Written problem ▸ Give the number of lines in the records below that include "Kontrolori", and nothing more.
-=-=-=-=-
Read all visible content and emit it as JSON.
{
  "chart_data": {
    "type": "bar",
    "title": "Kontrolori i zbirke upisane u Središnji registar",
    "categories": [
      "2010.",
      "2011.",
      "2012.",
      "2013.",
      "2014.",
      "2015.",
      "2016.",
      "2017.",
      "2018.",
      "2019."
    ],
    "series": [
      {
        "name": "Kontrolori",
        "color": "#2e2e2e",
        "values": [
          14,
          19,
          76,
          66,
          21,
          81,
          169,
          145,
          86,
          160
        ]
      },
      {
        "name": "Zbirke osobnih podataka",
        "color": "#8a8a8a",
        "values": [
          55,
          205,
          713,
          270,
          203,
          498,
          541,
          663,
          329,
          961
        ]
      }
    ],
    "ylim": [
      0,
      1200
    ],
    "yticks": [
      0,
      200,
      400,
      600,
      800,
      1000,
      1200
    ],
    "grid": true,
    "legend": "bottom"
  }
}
-=-=-=-=-
Answer to the task ▸ 2